Task to carry out. List, from the lines below, each one with "background" in it.

(Data extracted from a collection)
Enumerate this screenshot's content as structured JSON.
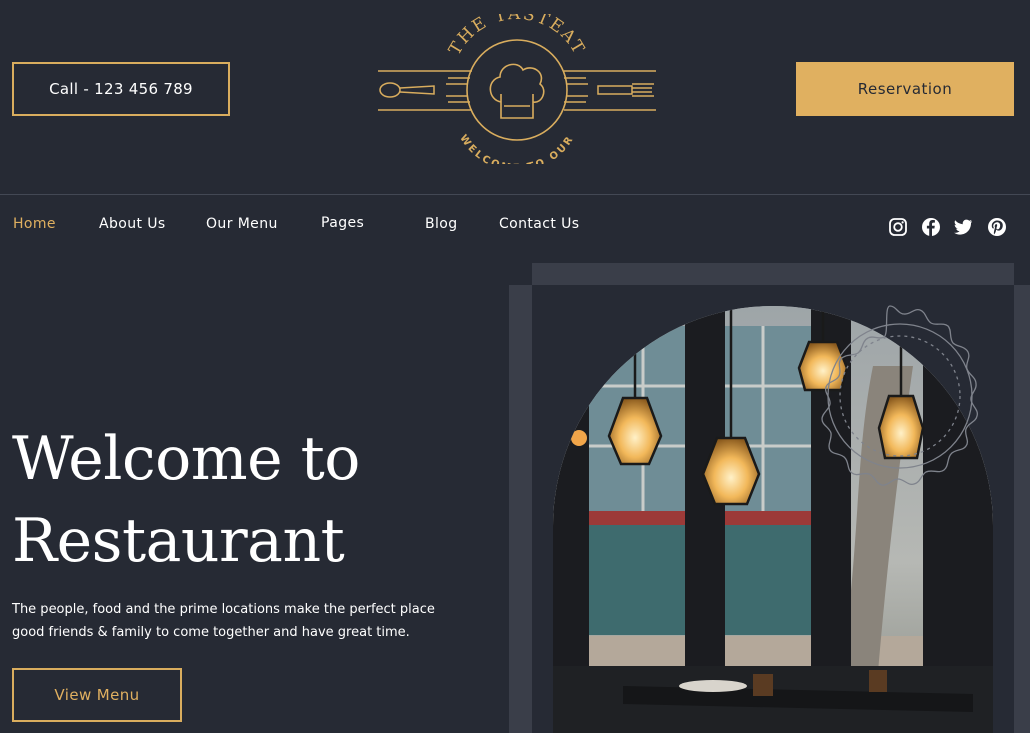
{
  "header": {
    "call_label": "Call - 123 456 789",
    "reservation_label": "Reservation",
    "logo": {
      "top_text": "THE TASTEAT",
      "bottom_text": "WELCOME TO OUR"
    }
  },
  "nav": {
    "items": [
      {
        "label": "Home",
        "active": true
      },
      {
        "label": "About Us",
        "active": false
      },
      {
        "label": "Our Menu",
        "active": false
      },
      {
        "label": "Pages",
        "active": false
      },
      {
        "label": "Blog",
        "active": false
      },
      {
        "label": "Contact Us",
        "active": false
      }
    ],
    "social": [
      "instagram-icon",
      "facebook-icon",
      "twitter-icon",
      "pinterest-icon"
    ]
  },
  "hero": {
    "title_line1": "Welcome to",
    "title_line2": "Restaurant",
    "text_line1": "The people, food and the prime locations make the perfect place",
    "text_line2": "good friends & family to come together and have great time.",
    "button_label": "View Menu"
  },
  "colors": {
    "background": "#262a34",
    "accent": "#e0b060",
    "frame": "#3a3e49",
    "text": "#ffffff"
  }
}
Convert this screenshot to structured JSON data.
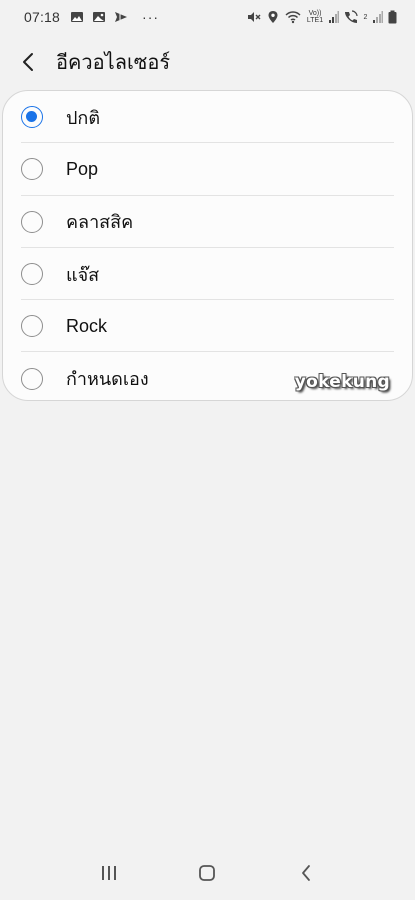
{
  "status_bar": {
    "time": "07:18",
    "left_icons": [
      "image-icon",
      "gallery-icon",
      "send-icon"
    ],
    "more": "···",
    "right_icons": [
      "mute-icon",
      "location-icon",
      "wifi-icon",
      "volte-icon",
      "signal-icon",
      "call-wifi-icon",
      "signal-icon",
      "battery-icon"
    ],
    "volte_label": "Vo)) LTE1",
    "sim2_label": "2"
  },
  "header": {
    "title": "อีควอไลเซอร์"
  },
  "options": [
    {
      "label": "ปกติ",
      "checked": true
    },
    {
      "label": "Pop",
      "checked": false
    },
    {
      "label": "คลาสสิค",
      "checked": false
    },
    {
      "label": "แจ๊ส",
      "checked": false
    },
    {
      "label": "Rock",
      "checked": false
    },
    {
      "label": "กำหนดเอง",
      "checked": false
    }
  ],
  "watermark": "yokekung",
  "colors": {
    "accent": "#1a73e8",
    "background": "#f2f2f2",
    "card": "#fcfcfc"
  }
}
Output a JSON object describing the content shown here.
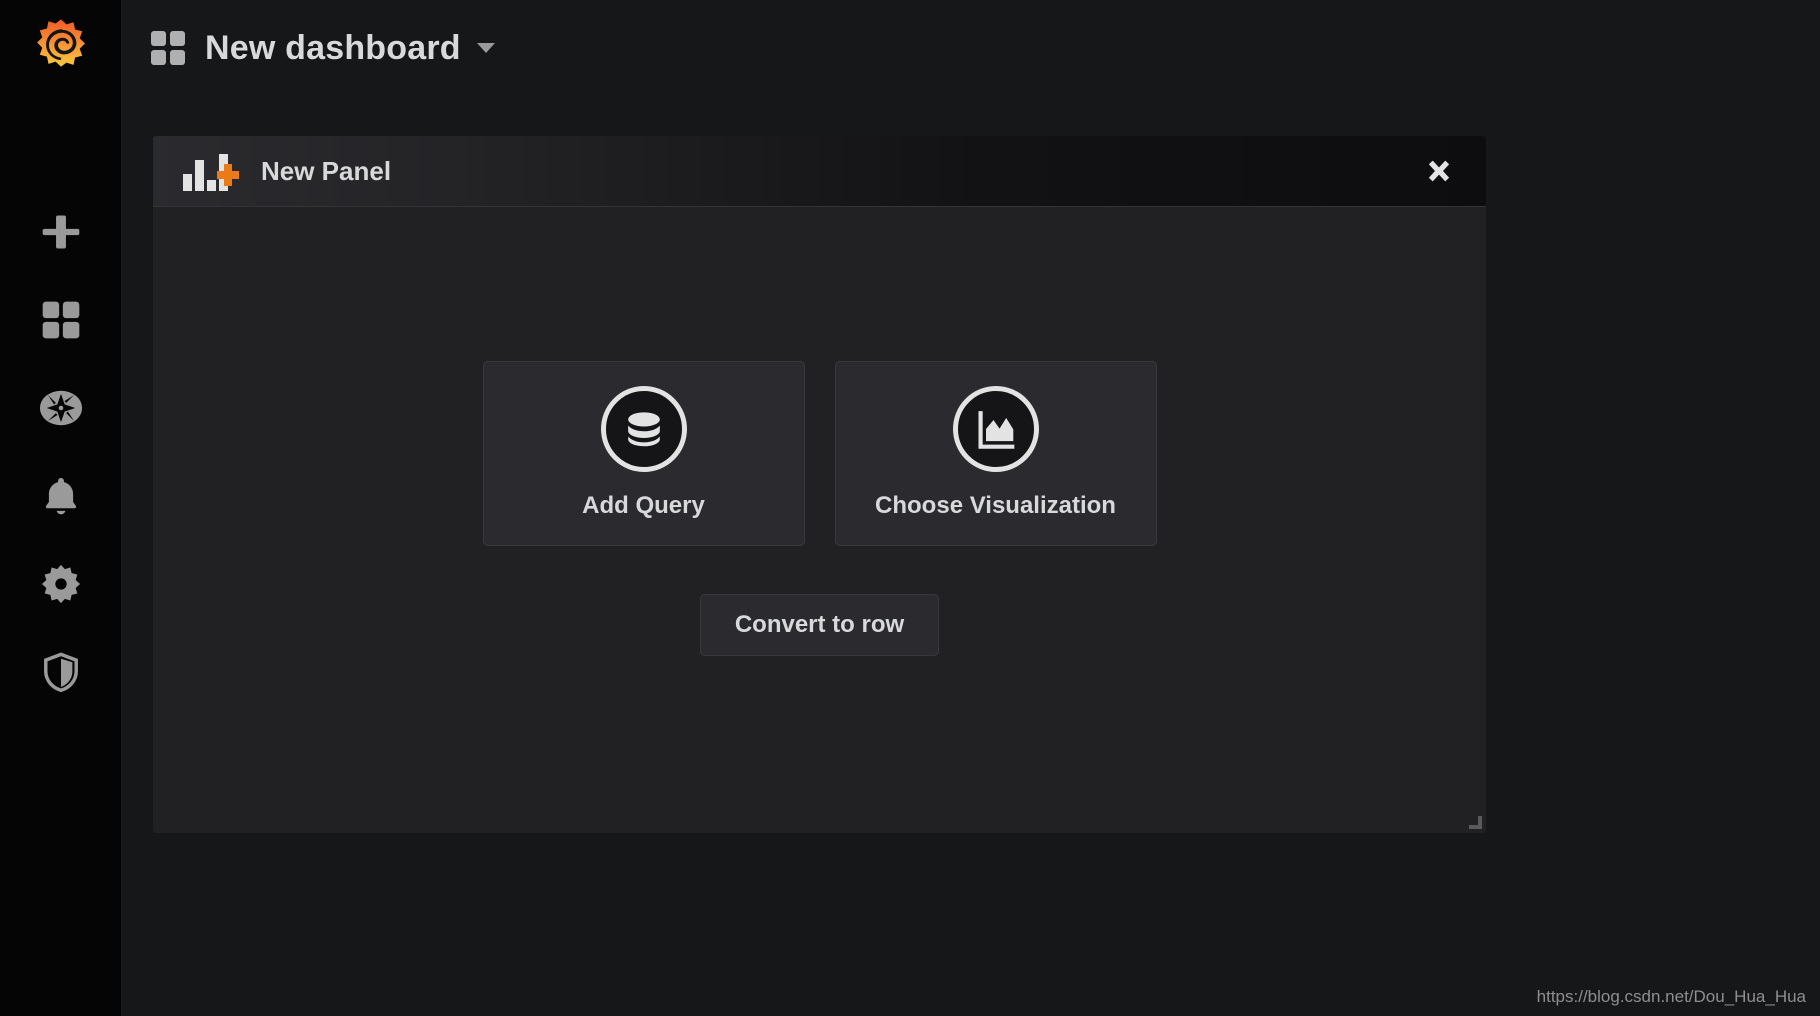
{
  "sidebar": {
    "logo_name": "grafana-logo",
    "logo_colors": {
      "top": "#f05a28",
      "bottom": "#fbca3e"
    },
    "items": [
      {
        "name": "create",
        "icon": "plus-icon"
      },
      {
        "name": "dashboards",
        "icon": "dashboards-grid-icon"
      },
      {
        "name": "explore",
        "icon": "compass-icon"
      },
      {
        "name": "alerting",
        "icon": "bell-icon"
      },
      {
        "name": "configuration",
        "icon": "gear-icon"
      },
      {
        "name": "server-admin",
        "icon": "shield-icon"
      }
    ]
  },
  "header": {
    "dashboard_icon": "dashboard-grid-icon",
    "title": "New dashboard",
    "caret_icon": "chevron-down-icon"
  },
  "panel": {
    "type_icon": "bar-chart-plus-icon",
    "title": "New Panel",
    "close_icon": "close-icon",
    "accent_color": "#eb7b18",
    "cards": [
      {
        "label": "Add Query",
        "icon": "database-icon"
      },
      {
        "label": "Choose Visualization",
        "icon": "area-chart-icon"
      }
    ],
    "convert_to_row_label": "Convert to row",
    "resize_handle": "resize-handle-icon"
  },
  "watermark": {
    "text": "https://blog.csdn.net/Dou_Hua_Hua"
  }
}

Completed exercise.
    "background": "#262a34",
    "background": "#f2f2f2",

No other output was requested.